# [Texto del documento]
####

Naiguatá (Venezuela) (AFP) – El tambor marca el ritmo: tan, tan tan… Temibles «diablos» recorren las callejuelas de Naiguatá, un pueblo costero de Venezuela, con vistosas máscaras y trajes coloridos con cinturones cargados de manojos de campanas. Se siente el frenesí en la multitud.
La fiesta de los diablos danzantes es una tradición religiosa venezolana reconocida en 2012 como Patrimonio Inmaterial de la Humanidad de la UNESCO, celebrada en 11 cofradías en el país, incluida Naiguatá (La Guaira, norte), en el jueves de Corpus Christi.
Es un evento profundamente religioso, donde se pagan promesas al Santísimo Sacramento. Los creyentes encarnan al diablo para vencerlo.
«Hoy el mal sale a la calle, pero el bien gana», dice a la AFP Efrén Iriarte, de 31 años y presidente de la cofradía.
No hay distinción de edad o sexo, todos danzan con trajes multicolores, alpargatas y llamativas máscaras de alambre y papel maché que emulan a animales del mar o la montaña, con gigantescos dientes, cuernos o pinzas.
Las máscaras son llevadas en brazos con un manto extensivo que cubre la cabeza de quienes las cargan: «El diablo no tiene rostro», dicen en Naiguatá.

####

# [Tareas pendientes]
[1] Reescribe como lista el párrafo de la crónica sobre los diablos danzantes de Naiguatá que empieza con «La fiesta de los diablos danzantes», conservando sus datos principales.
[2] Prosigue la crónica sobre los diablos danzantes de Naiguatá a partir de su última oración.

####

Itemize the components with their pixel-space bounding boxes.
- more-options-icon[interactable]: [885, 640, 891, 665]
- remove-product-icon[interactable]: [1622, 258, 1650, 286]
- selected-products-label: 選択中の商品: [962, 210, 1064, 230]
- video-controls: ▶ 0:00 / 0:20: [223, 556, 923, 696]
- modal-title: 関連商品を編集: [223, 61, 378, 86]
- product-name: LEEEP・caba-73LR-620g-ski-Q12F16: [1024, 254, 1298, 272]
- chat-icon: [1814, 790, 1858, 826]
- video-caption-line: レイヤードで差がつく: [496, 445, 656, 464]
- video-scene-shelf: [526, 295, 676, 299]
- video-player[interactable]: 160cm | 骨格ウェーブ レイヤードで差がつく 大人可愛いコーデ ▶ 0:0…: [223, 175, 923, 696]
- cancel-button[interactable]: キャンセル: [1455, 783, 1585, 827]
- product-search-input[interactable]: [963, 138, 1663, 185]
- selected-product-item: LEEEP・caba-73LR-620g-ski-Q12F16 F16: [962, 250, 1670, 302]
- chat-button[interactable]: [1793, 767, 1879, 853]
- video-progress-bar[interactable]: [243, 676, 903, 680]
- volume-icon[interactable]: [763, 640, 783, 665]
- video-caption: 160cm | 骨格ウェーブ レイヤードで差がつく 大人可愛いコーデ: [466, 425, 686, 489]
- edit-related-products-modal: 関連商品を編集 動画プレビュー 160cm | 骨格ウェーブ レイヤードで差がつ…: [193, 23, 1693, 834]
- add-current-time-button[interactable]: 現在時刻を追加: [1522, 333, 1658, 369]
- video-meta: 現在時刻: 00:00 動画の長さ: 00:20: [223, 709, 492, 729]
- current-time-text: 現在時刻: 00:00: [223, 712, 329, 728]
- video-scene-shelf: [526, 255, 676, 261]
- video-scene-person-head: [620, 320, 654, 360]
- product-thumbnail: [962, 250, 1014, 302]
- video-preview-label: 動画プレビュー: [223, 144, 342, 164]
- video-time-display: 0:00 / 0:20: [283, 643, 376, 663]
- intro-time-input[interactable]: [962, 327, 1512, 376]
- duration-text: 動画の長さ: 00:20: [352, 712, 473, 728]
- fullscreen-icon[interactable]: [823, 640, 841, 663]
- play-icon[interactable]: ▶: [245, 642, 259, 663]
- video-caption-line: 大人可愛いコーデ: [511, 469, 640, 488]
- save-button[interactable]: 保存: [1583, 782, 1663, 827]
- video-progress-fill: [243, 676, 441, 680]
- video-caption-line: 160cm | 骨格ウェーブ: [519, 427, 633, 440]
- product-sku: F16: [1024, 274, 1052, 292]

####

# [Lista de respuestas]
[1]
- La fiesta de los diablos danzantes es una tradición religiosa venezolana.
- La UNESCO la reconoció en 2012 como Patrimonio Inmaterial de la Humanidad.
- Se celebra en 11 cofradías del país, entre ellas la de Naiguatá (La Guaira, norte).
- Tiene lugar el jueves de Corpus Christi.

[2]
El «campanario» que va en la cintura busca «aturdir al maligno», explica Efrén. «Con los colores haces que se confunda».
Antes de vestirse de diablo, hay que protegerse. Kelvis Romero, que tiene 48 de sus 54 años haciendo de diablo, se para frente a un altar con el Sacramento en el medio, San Juan a la izquierda y San Pedro a la derecha y reza, tomando un cordel rojo con un crucifijo para el pecho y una medalla para la espalda.
Lo moja en agua y comienza a pedir en un susurro que remata con un «Padre, espíritu santo, amén», que repite tres veces.
En el ritual participan todos, desde la pequeña Sara Rodríguez, de 7 años, que debuta como diabla este año, hasta Henry González, que lleva casi medio siglo en esto.
Deyanira, madre de Sara, la termina de retocar y le acomoda su cinturón de pequeñas campanas. Ella no se queda quieta, agarra la máscara y empieza a bailar, impaciente por llegar a la plaza.
«Me complace mucho que haya más diablada, cada año crece un poco más. No creo que esta tradición desaparezca», señala Henry, que lleva el título del Diablo mayor, otorgado a la persona viva que lleva más tiempo en la tradición.
Diablo de por vida –
Frente a la iglesia, que ha cerrado sus puertas, hay un patio que remata en una pequeña plaza con una cruz.
De ahí salen decenas de «promeseros» a pagar promesas con actitud penitente: de rodillas, sobre el asfalto caliente en medio de un calor sofocante, van caminando hasta las puertas del templo para rendirse ante el cuerpo de Cristo.
Algunos agradecen o piden por salud o trabajo al Santísimo Sacramento.
No todos van vestidos de diablos. Algunos toman prestada la máscara para pagar su promesa.
La fiesta se realiza el noveno jueves después del Jueves Santo de cada año, también en poblaciones de los estados de Miranda, Aragua, Carabobo y Guárico.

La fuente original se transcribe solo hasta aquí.